──────── STORED DATA ────────

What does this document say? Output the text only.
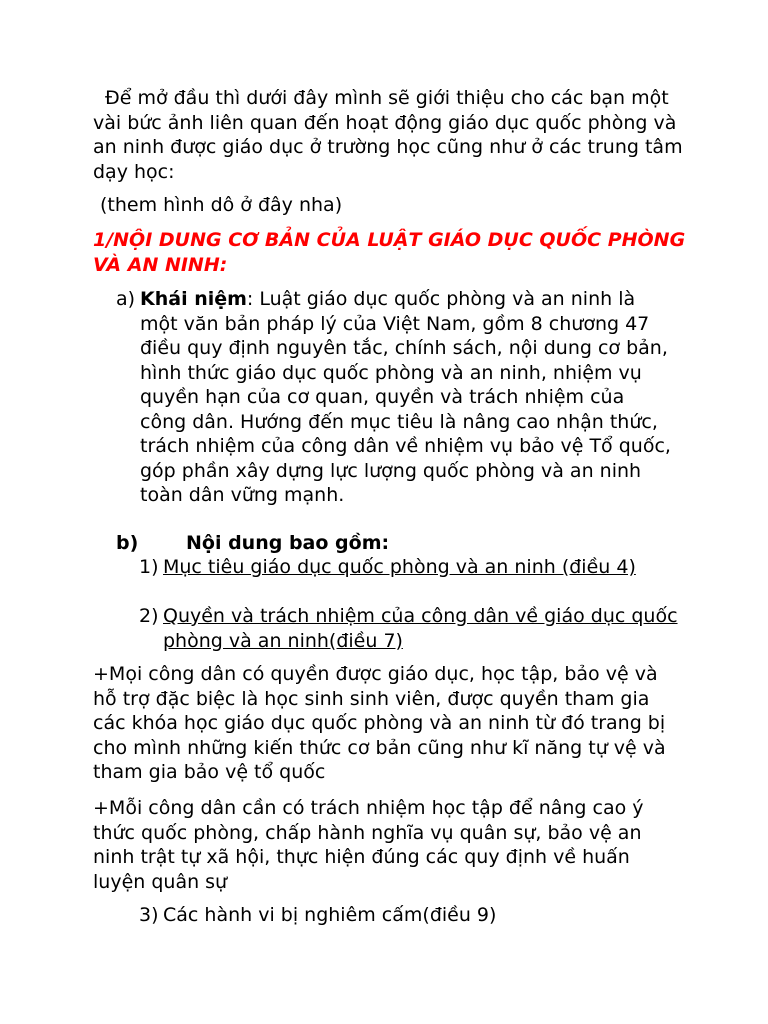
Để mở đầu thì dưới đây mình sẽ giới thiệu cho các bạn một vài bức ảnh liên quan đến hoạt động giáo dục quốc phòng và an ninh được giáo dục ở trường học cũng như ở các trung tâm dạy học:
(them hình dô ở đây nha)
1/NỘI DUNG CƠ BẢN CỦA LUẬT GIÁO DỤC QUỐC PHÒNG VÀ AN NINH:
a) Khái niệm: Luật giáo dục quốc phòng và an ninh là một văn bản pháp lý của Việt Nam, gồm 8 chương 47 điều quy định nguyên tắc, chính sách, nội dung cơ bản, hình thức giáo dục quốc phòng và an ninh, nhiệm vụ quyền hạn của cơ quan, quyền và trách nhiệm của công dân. Hướng đến mục tiêu là nâng cao nhận thức, trách nhiệm của công dân về nhiệm vụ bảo vệ Tổ quốc, góp phần xây dựng lực lượng quốc phòng và an ninh toàn dân vững mạnh.
b)	Nội dung bao gồm:
1) Mục tiêu giáo dục quốc phòng và an ninh (điều 4)
2) Quyền và trách nhiệm của công dân về giáo dục quốc phòng và an ninh(điều 7)
+Mọi công dân có quyền được giáo dục, học tập, bảo vệ và hỗ trợ đặc biệc là học sinh sinh viên, được quyền tham gia các khóa học giáo dục quốc phòng và an ninh từ đó trang bị cho mình những kiến thức cơ bản cũng như kĩ năng tự vệ và tham gia bảo vệ tổ quốc
+Mỗi công dân cần có trách nhiệm học tập để nâng cao ý thức quốc phòng, chấp hành nghĩa vụ quân sự, bảo vệ an ninh trật tự xã hội, thực hiện đúng các quy định về huấn luyện quân sự
3) Các hành vi bị nghiêm cấm(điều 9)
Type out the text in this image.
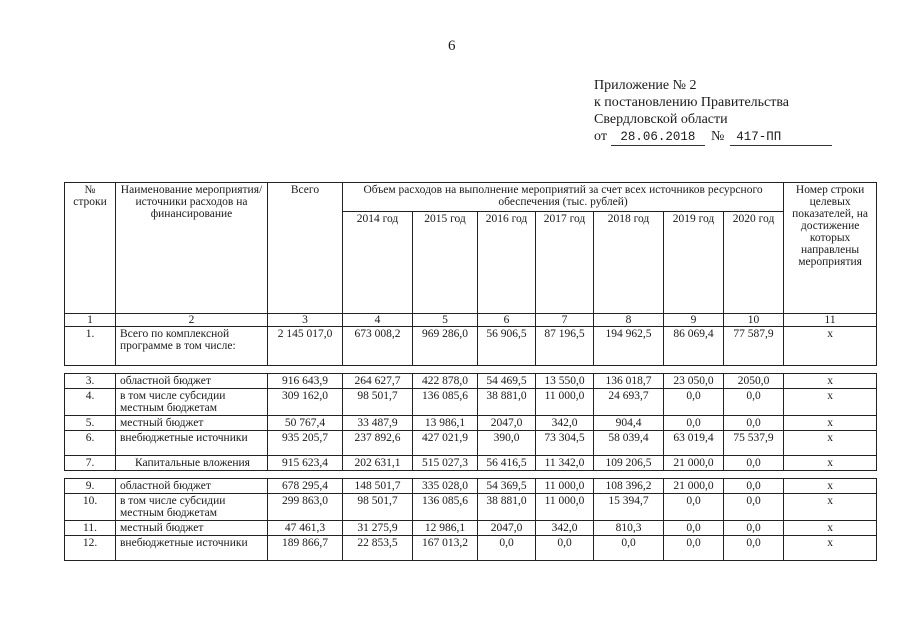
6
Приложение № 2
к постановлению Правительства
Свердловской области
от 28.06.2018 № 417-ПП
№ строки	Наименование мероприятия/ источники расходов на финансирование	Всего	Объем расходов на выполнение мероприятий за счет всех источников ресурсного обеспечения (тыс. рублей)							Номер строки целевых показателей, на достижение которых направлены мероприятия
			2014 год	2015 год	2016 год	2017 год	2018 год	2019 год	2020 год	
1	2	3	4	5	6	7	8	9	10	11
1.	Всего по комплексной программе в том числе:	2 145 017,0	673 008,2	969 286,0	56 906,5	87 196,5	194 962,5	86 069,4	77 587,9	х

3.	областной бюджет	916 643,9	264 627,7	422 878,0	54 469,5	13 550,0	136 018,7	23 050,0	2050,0	х
4.	в том числе субсидии местным бюджетам	309 162,0	98 501,7	136 085,6	38 881,0	11 000,0	24 693,7	0,0	0,0	х
5.	местный бюджет	50 767,4	33 487,9	13 986,1	2047,0	342,0	904,4	0,0	0,0	х
6.	внебюджетные источники	935 205,7	237 892,6	427 021,9	390,0	73 304,5	58 039,4	63 019,4	75 537,9	х
7.	Капитальные вложения	915 623,4	202 631,1	515 027,3	56 416,5	11 342,0	109 206,5	21 000,0	0,0	х

9.	областной бюджет	678 295,4	148 501,7	335 028,0	54 369,5	11 000,0	108 396,2	21 000,0	0,0	х
10.	в том числе субсидии местным бюджетам	299 863,0	98 501,7	136 085,6	38 881,0	11 000,0	15 394,7	0,0	0,0	х
11.	местный бюджет	47 461,3	31 275,9	12 986,1	2047,0	342,0	810,3	0,0	0,0	х
12.	внебюджетные источники	189 866,7	22 853,5	167 013,2	0,0	0,0	0,0	0,0	0,0	х
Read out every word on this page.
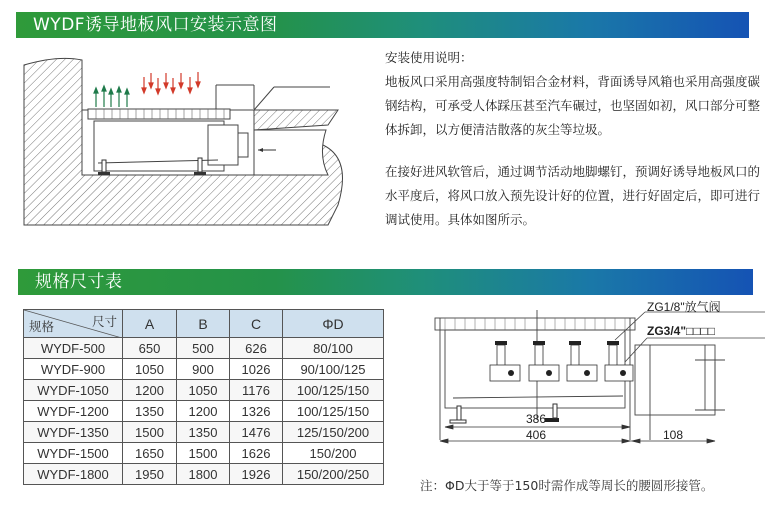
WYDF诱导地板风口安装示意图
安装使用说明：
地板风口采用高强度特制铝合金材料，背面诱导风箱也采用高强度碳钢结构，可承受人体踩压甚至汽车碾过，也坚固如初，风口部分可整体拆卸，以方便清洁散落的灰尘等垃圾。
在接好进风软管后，通过调节活动地脚螺钉，预调好诱导地板风口的水平度后，将风口放入预先设计好的位置，进行好固定后，即可进行调试使用。具体如图所示。
规格尺寸表
尺寸
规格	A	B	C	ΦD
WYDF-500	650	500	626	80/100
WYDF-900	1050	900	1026	90/100/125
WYDF-1050	1200	1050	1176	100/125/150
WYDF-1200	1350	1200	1326	100/125/150
WYDF-1350	1500	1350	1476	125/150/200
WYDF-1500	1650	1500	1626	150/200
WYDF-1800	1950	1800	1926	150/200/250
ZG1/8"放气阀
ZG3/4"□□□□
386
406	108
注：ΦD大于等于150时需作成等周长的腰圆形接管。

────────

__PROMPT__: From the data above, work out how many lines contain the string "hành" and reply with only the number.

__COMPLETE ANSWER__: 2